Lines of data
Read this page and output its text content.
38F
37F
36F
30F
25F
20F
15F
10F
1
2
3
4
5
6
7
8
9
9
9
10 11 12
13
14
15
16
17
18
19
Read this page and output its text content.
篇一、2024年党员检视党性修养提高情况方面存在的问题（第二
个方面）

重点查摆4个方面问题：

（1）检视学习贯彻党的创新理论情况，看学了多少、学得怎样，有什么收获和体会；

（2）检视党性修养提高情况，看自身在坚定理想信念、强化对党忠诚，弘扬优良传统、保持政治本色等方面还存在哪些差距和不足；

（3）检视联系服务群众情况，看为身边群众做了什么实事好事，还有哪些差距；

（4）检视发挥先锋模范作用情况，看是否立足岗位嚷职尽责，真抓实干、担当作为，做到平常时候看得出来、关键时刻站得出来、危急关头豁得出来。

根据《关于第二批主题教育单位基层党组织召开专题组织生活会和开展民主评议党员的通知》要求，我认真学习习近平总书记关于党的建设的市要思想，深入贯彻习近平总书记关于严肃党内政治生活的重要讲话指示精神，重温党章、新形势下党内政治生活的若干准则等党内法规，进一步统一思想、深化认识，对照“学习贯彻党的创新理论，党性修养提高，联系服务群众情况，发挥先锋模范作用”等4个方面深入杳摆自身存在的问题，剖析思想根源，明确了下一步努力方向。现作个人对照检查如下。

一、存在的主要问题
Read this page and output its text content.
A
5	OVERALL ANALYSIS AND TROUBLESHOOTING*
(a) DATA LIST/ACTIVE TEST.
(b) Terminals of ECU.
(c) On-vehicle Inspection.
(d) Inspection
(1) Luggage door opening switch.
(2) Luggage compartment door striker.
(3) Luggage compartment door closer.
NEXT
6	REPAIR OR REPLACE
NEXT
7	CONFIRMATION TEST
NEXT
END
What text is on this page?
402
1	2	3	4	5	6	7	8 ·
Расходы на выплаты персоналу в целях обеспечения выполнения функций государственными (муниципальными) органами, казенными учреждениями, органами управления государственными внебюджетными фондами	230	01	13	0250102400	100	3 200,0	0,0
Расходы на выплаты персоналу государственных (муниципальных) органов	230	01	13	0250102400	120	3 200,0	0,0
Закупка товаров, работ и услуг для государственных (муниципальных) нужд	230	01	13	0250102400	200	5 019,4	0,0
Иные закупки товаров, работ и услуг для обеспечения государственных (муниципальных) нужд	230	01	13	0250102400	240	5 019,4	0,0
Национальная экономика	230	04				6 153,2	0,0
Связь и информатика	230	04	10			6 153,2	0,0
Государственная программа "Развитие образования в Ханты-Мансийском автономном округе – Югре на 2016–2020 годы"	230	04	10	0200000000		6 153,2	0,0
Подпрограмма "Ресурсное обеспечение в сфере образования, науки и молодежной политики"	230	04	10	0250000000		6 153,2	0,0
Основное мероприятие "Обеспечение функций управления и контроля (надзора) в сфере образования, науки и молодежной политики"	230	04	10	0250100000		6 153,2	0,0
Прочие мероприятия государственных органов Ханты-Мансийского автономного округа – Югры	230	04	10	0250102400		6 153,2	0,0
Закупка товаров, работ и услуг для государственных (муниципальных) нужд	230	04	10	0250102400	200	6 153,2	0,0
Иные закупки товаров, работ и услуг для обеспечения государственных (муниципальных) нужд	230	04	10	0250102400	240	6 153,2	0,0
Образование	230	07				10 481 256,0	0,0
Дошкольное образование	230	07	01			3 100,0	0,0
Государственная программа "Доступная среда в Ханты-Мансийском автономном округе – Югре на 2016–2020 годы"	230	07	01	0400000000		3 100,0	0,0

» STATED TASK
Using the listing above, reproduce each line without omission.

» REPLY TO THE EXERCISE
Read this page and output its text content.
38F
37F
36F
30F
25F
20F
15F
10F
1
2
3
4
5
6
7
8
9
9
9
10 11 12
13
14
15
16
17
18
19
Read this page and output its text content.
篇一、2024年党员检视党性修养提高情况方面存在的问题（第二
个方面）

重点查摆4个方面问题：

（1）检视学习贯彻党的创新理论情况，看学了多少、学得怎样，有什么收获和体会；

（2）检视党性修养提高情况，看自身在坚定理想信念、强化对党忠诚，弘扬优良传统、保持政治本色等方面还存在哪些差距和不足；

（3）检视联系服务群众情况，看为身边群众做了什么实事好事，还有哪些差距；

（4）检视发挥先锋模范作用情况，看是否立足岗位嚷职尽责，真抓实干、担当作为，做到平常时候看得出来、关键时刻站得出来、危急关头豁得出来。

根据《关于第二批主题教育单位基层党组织召开专题组织生活会和开展民主评议党员的通知》要求，我认真学习习近平总书记关于党的建设的市要思想，深入贯彻习近平总书记关于严肃党内政治生活的重要讲话指示精神，重温党章、新形势下党内政治生活的若干准则等党内法规，进一步统一思想、深化认识，对照“学习贯彻党的创新理论，党性修养提高，联系服务群众情况，发挥先锋模范作用”等4个方面深入杳摆自身存在的问题，剖析思想根源，明确了下一步努力方向。现作个人对照检查如下。

一、存在的主要问题
Read this page and output its text content.
A
5	OVERALL ANALYSIS AND TROUBLESHOOTING*
(a) DATA LIST/ACTIVE TEST.
(b) Terminals of ECU.
(c) On-vehicle Inspection.
(d) Inspection
(1) Luggage door opening switch.
(2) Luggage compartment door striker.
(3) Luggage compartment door closer.
NEXT
6	REPAIR OR REPLACE
NEXT
7	CONFIRMATION TEST
NEXT
END
What text is on this page?
402
1	2	3	4	5	6	7	8 ·
Расходы на выплаты персоналу в целях обеспечения выполнения функций государственными (муниципальными) органами, казенными учреждениями, органами управления государственными внебюджетными фондами	230	01	13	0250102400	100	3 200,0	0,0
Расходы на выплаты персоналу государственных (муниципальных) органов	230	01	13	0250102400	120	3 200,0	0,0
Закупка товаров, работ и услуг для государственных (муниципальных) нужд	230	01	13	0250102400	200	5 019,4	0,0
Иные закупки товаров, работ и услуг для обеспечения государственных (муниципальных) нужд	230	01	13	0250102400	240	5 019,4	0,0
Национальная экономика	230	04				6 153,2	0,0
Связь и информатика	230	04	10			6 153,2	0,0
Государственная программа "Развитие образования в Ханты-Мансийском автономном округе – Югре на 2016–2020 годы"	230	04	10	0200000000		6 153,2	0,0
Подпрограмма "Ресурсное обеспечение в сфере образования, науки и молодежной политики"	230	04	10	0250000000		6 153,2	0,0
Основное мероприятие "Обеспечение функций управления и контроля (надзора) в сфере образования, науки и молодежной политики"	230	04	10	0250100000		6 153,2	0,0
Прочие мероприятия государственных органов Ханты-Мансийского автономного округа – Югры	230	04	10	0250102400		6 153,2	0,0
Закупка товаров, работ и услуг для государственных (муниципальных) нужд	230	04	10	0250102400	200	6 153,2	0,0
Иные закупки товаров, работ и услуг для обеспечения государственных (муниципальных) нужд	230	04	10	0250102400	240	6 153,2	0,0
Образование	230	07				10 481 256,0	0,0
Дошкольное образование	230	07	01			3 100,0	0,0
Государственная программа "Доступная среда в Ханты-Мансийском автономном округе – Югре на 2016–2020 годы"	230	07	01	0400000000		3 100,0	0,0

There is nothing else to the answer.